───── Exercise materials ─────
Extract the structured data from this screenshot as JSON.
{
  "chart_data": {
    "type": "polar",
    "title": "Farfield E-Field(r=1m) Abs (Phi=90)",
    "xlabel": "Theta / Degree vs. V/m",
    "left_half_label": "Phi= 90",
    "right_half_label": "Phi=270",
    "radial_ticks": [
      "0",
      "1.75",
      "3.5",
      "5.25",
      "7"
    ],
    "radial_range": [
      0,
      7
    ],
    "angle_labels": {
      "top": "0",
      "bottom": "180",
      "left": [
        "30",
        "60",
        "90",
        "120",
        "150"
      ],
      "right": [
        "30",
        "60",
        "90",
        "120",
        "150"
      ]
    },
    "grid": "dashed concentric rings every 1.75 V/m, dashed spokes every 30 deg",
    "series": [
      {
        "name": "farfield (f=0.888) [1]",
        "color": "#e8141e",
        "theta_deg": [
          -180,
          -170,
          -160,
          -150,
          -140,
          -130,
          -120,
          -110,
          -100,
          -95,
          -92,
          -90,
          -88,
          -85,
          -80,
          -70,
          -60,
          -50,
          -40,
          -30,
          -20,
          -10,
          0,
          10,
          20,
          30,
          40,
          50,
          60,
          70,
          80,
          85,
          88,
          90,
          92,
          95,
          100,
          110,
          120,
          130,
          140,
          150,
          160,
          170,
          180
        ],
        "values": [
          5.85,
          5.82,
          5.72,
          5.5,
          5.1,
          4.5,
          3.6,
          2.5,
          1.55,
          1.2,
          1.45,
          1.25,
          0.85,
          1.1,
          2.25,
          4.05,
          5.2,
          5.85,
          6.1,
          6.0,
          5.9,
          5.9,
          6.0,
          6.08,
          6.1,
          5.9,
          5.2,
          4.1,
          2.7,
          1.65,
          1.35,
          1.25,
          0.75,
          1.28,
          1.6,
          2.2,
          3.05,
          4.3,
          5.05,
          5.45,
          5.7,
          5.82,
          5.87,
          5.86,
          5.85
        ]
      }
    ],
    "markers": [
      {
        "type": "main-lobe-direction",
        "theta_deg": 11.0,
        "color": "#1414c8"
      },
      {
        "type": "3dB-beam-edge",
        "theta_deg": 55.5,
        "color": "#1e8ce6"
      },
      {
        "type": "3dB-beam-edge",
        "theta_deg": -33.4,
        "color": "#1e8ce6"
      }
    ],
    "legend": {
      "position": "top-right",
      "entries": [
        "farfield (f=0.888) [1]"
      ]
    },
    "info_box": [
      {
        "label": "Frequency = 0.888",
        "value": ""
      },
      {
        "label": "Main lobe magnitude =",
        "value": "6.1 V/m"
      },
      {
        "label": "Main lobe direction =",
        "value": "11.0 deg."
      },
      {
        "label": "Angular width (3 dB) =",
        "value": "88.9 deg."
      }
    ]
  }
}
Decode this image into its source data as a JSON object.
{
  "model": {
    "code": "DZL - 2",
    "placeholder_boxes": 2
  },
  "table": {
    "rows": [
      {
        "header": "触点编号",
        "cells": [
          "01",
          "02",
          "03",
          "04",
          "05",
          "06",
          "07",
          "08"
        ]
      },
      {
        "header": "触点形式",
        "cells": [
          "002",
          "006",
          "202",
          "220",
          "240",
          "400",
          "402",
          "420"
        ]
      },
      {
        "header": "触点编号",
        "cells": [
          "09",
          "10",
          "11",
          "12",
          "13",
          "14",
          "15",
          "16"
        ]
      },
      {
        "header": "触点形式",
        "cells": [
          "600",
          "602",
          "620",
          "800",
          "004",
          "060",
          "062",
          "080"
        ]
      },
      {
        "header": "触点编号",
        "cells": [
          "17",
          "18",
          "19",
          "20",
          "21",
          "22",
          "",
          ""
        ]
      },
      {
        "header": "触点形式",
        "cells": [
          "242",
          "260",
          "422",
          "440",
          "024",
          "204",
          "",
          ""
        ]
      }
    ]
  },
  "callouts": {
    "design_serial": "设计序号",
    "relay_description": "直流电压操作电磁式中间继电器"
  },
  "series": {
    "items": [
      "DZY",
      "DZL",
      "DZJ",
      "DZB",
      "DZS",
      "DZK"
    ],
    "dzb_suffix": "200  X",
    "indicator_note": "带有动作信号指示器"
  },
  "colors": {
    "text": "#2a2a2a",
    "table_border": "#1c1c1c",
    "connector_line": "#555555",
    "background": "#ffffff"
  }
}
─────
• Requirement: Exactly reproduce every record.

• Answer below:
Extract the structured data from this screenshot as JSON.
{
  "chart_data": {
    "type": "polar",
    "title": "Farfield E-Field(r=1m) Abs (Phi=90)",
    "xlabel": "Theta / Degree vs. V/m",
    "left_half_label": "Phi= 90",
    "right_half_label": "Phi=270",
    "radial_ticks": [
      "0",
      "1.75",
      "3.5",
      "5.25",
      "7"
    ],
    "radial_range": [
      0,
      7
    ],
    "angle_labels": {
      "top": "0",
      "bottom": "180",
      "left": [
        "30",
        "60",
        "90",
        "120",
        "150"
      ],
      "right": [
        "30",
        "60",
        "90",
        "120",
        "150"
      ]
    },
    "grid": "dashed concentric rings every 1.75 V/m, dashed spokes every 30 deg",
    "series": [
      {
        "name": "farfield (f=0.888) [1]",
        "color": "#e8141e",
        "theta_deg": [
          -180,
          -170,
          -160,
          -150,
          -140,
          -130,
          -120,
          -110,
          -100,
          -95,
          -92,
          -90,
          -88,
          -85,
          -80,
          -70,
          -60,
          -50,
          -40,
          -30,
          -20,
          -10,
          0,
          10,
          20,
          30,
          40,
          50,
          60,
          70,
          80,
          85,
          88,
          90,
          92,
          95,
          100,
          110,
          120,
          130,
          140,
          150,
          160,
          170,
          180
        ],
        "values": [
          5.85,
          5.82,
          5.72,
          5.5,
          5.1,
          4.5,
          3.6,
          2.5,
          1.55,
          1.2,
          1.45,
          1.25,
          0.85,
          1.1,
          2.25,
          4.05,
          5.2,
          5.85,
          6.1,
          6.0,
          5.9,
          5.9,
          6.0,
          6.08,
          6.1,
          5.9,
          5.2,
          4.1,
          2.7,
          1.65,
          1.35,
          1.25,
          0.75,
          1.28,
          1.6,
          2.2,
          3.05,
          4.3,
          5.05,
          5.45,
          5.7,
          5.82,
          5.87,
          5.86,
          5.85
        ]
      }
    ],
    "markers": [
      {
        "type": "main-lobe-direction",
        "theta_deg": 11.0,
        "color": "#1414c8"
      },
      {
        "type": "3dB-beam-edge",
        "theta_deg": 55.5,
        "color": "#1e8ce6"
      },
      {
        "type": "3dB-beam-edge",
        "theta_deg": -33.4,
        "color": "#1e8ce6"
      }
    ],
    "legend": {
      "position": "top-right",
      "entries": [
        "farfield (f=0.888) [1]"
      ]
    },
    "info_box": [
      {
        "label": "Frequency = 0.888",
        "value": ""
      },
      {
        "label": "Main lobe magnitude =",
        "value": "6.1 V/m"
      },
      {
        "label": "Main lobe direction =",
        "value": "11.0 deg."
      },
      {
        "label": "Angular width (3 dB) =",
        "value": "88.9 deg."
      }
    ]
  }
}
Decode this image into its source data as a JSON object.
{
  "model": {
    "code": "DZL - 2",
    "placeholder_boxes": 2
  },
  "table": {
    "rows": [
      {
        "header": "触点编号",
        "cells": [
          "01",
          "02",
          "03",
          "04",
          "05",
          "06",
          "07",
          "08"
        ]
      },
      {
        "header": "触点形式",
        "cells": [
          "002",
          "006",
          "202",
          "220",
          "240",
          "400",
          "402",
          "420"
        ]
      },
      {
        "header": "触点编号",
        "cells": [
          "09",
          "10",
          "11",
          "12",
          "13",
          "14",
          "15",
          "16"
        ]
      },
      {
        "header": "触点形式",
        "cells": [
          "600",
          "602",
          "620",
          "800",
          "004",
          "060",
          "062",
          "080"
        ]
      },
      {
        "header": "触点编号",
        "cells": [
          "17",
          "18",
          "19",
          "20",
          "21",
          "22",
          "",
          ""
        ]
      },
      {
        "header": "触点形式",
        "cells": [
          "242",
          "260",
          "422",
          "440",
          "024",
          "204",
          "",
          ""
        ]
      }
    ]
  },
  "callouts": {
    "design_serial": "设计序号",
    "relay_description": "直流电压操作电磁式中间继电器"
  },
  "series": {
    "items": [
      "DZY",
      "DZL",
      "DZJ",
      "DZB",
      "DZS",
      "DZK"
    ],
    "dzb_suffix": "200  X",
    "indicator_note": "带有动作信号指示器"
  },
  "colors": {
    "text": "#2a2a2a",
    "table_border": "#1c1c1c",
    "connector_line": "#555555",
    "background": "#ffffff"
  }
}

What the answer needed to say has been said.